## Reading passage
Colo Vale (/'kQlo: veil/) is a Northern Village of the Southern Highlands of New South Wales, Australia, in Wingecarribee Shire. Colo Vale is approximately 100 km south west on the Hume Highway from Sydney. It is situated 2 km north-west of Aylmerton, 5 km from the Hume Highway and 12 km drive to Mittagong. The surrounding area is part of the Parish of Colo which includes the villages of Aylmerton, Willow Vale, Alpine and Yerrinbool. Colo Vale has a mixed-business general store and many home-based businesses, including hairdressers, small manufacturing businesses and a large native plant nursery (Wariapendi Nursery) and a Public School on Wattle Street. A large sporting oval is located adjacent to the school with tennis courts, a community hall and a Rural Fire Service station.

## Parts of the exercise
(a) According to the Colo Vale text, which villages are included in the Parish of Colo?
(b) Go on with the description of Colo Vale from its last sentence.

Structured page parsing data
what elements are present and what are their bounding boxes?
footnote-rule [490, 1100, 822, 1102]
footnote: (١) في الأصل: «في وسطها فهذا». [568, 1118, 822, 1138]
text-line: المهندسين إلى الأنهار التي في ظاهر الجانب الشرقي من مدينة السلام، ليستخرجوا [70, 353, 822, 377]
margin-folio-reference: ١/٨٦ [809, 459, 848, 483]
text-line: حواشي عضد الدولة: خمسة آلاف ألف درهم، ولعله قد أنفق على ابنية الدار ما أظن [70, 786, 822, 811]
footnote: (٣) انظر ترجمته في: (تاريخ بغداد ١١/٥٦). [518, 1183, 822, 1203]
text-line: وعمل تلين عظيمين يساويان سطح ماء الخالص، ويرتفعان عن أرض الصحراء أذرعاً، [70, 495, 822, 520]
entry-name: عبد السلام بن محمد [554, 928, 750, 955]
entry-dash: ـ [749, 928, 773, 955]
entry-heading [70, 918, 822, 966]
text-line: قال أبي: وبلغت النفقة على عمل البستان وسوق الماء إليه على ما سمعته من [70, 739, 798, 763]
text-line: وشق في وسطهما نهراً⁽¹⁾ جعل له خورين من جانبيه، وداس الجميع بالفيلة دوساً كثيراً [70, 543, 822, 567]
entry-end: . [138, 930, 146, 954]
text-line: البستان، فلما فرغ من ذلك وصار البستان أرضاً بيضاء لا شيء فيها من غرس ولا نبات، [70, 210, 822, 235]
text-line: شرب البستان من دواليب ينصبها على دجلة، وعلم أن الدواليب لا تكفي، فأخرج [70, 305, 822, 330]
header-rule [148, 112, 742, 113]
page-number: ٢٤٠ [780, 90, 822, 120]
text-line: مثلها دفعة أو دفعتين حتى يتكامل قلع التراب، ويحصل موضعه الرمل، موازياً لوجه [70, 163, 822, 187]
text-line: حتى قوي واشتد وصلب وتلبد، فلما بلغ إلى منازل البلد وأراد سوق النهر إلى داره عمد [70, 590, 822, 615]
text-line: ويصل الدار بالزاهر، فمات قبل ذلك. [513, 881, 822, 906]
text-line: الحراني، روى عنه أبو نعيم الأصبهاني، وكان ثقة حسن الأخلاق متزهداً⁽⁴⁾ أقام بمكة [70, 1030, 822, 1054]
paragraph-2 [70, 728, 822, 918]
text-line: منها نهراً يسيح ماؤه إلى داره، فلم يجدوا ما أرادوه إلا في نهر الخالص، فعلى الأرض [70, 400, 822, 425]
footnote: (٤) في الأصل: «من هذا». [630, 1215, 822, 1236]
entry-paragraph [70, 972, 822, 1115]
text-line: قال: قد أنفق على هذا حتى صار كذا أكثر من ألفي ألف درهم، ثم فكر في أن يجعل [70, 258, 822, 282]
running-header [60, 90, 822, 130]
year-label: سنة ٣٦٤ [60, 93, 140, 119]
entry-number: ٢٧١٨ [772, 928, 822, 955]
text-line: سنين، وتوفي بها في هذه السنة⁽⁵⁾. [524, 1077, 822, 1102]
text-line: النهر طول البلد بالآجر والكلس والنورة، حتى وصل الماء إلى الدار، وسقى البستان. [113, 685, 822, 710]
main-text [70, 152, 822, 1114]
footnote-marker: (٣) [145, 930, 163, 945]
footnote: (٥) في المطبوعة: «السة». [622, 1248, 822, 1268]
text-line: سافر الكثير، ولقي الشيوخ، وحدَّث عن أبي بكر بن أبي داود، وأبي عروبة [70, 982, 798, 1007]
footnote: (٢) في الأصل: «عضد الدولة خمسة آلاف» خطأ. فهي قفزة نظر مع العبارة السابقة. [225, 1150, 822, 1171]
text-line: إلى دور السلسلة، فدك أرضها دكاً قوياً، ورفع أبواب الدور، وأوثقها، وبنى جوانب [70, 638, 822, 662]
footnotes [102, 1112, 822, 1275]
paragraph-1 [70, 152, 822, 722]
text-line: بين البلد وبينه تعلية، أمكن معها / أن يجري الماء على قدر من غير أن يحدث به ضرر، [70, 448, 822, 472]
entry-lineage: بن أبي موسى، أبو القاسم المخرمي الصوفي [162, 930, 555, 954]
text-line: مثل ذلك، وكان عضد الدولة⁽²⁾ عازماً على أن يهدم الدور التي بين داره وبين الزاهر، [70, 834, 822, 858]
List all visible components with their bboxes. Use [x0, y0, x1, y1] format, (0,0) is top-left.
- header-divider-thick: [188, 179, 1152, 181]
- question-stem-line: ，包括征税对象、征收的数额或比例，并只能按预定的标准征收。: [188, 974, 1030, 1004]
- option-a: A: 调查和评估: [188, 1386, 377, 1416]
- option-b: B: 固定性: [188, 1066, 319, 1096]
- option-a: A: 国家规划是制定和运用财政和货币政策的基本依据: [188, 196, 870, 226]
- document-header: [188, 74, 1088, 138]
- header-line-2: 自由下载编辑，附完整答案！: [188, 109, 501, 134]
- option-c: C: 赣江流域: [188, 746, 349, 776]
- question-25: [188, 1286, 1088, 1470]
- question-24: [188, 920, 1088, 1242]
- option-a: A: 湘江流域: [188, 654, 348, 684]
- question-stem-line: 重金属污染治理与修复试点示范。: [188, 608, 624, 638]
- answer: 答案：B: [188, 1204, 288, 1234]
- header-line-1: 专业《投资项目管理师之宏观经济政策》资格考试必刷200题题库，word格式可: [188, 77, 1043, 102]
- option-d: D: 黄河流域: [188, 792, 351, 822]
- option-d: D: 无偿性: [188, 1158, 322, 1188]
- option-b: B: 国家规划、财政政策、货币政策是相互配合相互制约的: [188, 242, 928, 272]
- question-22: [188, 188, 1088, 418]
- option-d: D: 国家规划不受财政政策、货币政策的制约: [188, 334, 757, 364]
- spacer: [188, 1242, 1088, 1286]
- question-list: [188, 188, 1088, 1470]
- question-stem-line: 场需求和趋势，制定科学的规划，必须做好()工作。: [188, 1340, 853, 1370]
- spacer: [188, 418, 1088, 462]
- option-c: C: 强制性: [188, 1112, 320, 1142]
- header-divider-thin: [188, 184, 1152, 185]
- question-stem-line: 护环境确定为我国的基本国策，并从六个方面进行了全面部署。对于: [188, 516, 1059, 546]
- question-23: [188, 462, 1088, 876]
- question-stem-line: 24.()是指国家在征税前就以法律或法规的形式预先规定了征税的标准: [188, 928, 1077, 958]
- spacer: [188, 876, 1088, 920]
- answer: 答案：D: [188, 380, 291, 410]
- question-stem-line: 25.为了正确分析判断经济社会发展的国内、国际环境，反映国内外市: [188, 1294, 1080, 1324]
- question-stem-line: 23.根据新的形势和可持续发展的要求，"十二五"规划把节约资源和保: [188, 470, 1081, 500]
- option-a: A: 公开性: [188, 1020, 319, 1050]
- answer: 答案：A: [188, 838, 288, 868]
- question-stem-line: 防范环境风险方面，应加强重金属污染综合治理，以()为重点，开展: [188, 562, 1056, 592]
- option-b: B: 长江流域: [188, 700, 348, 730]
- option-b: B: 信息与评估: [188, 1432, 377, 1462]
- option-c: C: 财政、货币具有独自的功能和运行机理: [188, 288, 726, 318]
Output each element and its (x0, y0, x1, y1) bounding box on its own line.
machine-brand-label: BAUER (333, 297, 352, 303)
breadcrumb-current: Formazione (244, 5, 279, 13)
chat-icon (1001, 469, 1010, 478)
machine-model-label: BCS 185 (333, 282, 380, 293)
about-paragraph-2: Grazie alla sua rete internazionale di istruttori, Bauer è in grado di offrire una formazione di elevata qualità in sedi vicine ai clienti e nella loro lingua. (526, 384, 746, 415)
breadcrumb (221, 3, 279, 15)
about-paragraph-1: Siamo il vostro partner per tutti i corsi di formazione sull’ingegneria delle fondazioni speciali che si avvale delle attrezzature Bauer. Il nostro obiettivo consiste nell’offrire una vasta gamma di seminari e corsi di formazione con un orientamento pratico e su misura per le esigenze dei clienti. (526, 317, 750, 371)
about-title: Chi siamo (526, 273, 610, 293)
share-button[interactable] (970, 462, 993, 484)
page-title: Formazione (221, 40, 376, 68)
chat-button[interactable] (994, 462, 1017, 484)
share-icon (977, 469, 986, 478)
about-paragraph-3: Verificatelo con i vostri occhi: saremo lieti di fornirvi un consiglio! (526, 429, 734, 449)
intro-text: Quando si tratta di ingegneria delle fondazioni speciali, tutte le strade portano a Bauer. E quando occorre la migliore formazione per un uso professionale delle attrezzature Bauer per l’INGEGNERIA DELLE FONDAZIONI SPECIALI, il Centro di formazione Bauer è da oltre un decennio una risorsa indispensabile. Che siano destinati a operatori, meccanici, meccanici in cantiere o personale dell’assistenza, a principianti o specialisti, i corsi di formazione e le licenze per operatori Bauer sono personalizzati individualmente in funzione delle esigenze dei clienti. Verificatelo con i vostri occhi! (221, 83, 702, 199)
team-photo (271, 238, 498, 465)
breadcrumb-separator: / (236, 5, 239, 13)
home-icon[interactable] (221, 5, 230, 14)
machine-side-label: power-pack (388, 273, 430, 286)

## Answers to each task
(a) Aylmerton, Willow Vale, Alpine and Yerrinbool

(b)
==History==

The village was formerly a station on the Main Southern Railway. During the early 1860s, increased settlement occurred due to the rich soil which derived from decomposing volcanic rock. St. Pauls Anglican Church which still stands today was built in 1884. This operates as a branch church of Mittagong Anglican Church. The railway line was deviated in 1919 to a less steep alignment with easier grades and the original line became the Picton Loop line. Colo Vale railway station, though disused, has been restored and is in good condition. The word Colo is believed to be an Aboriginal word for "a hill formed by volcanic rock”. In 1837 when John Kiernan purchased some land where modern Colo Vale is, he called it Colo. This name became the official Parish name for the area.The first school was built in 1911. In 1923, Colo Vale was settled by English migrant poultry farmers. In 1954, Colo Vale had a population of 121 with 37 dwellings.

==Population==
In the , there were 1,618 people in Colo Vale. 83.9% of people were born in Australia and 90.4% of people spoke only English at home. The most common responses for religion were Anglican 25.0%, No Religion 24.7% and Catholic 23.4%. At the 2021 census, the population had increased to 1,775.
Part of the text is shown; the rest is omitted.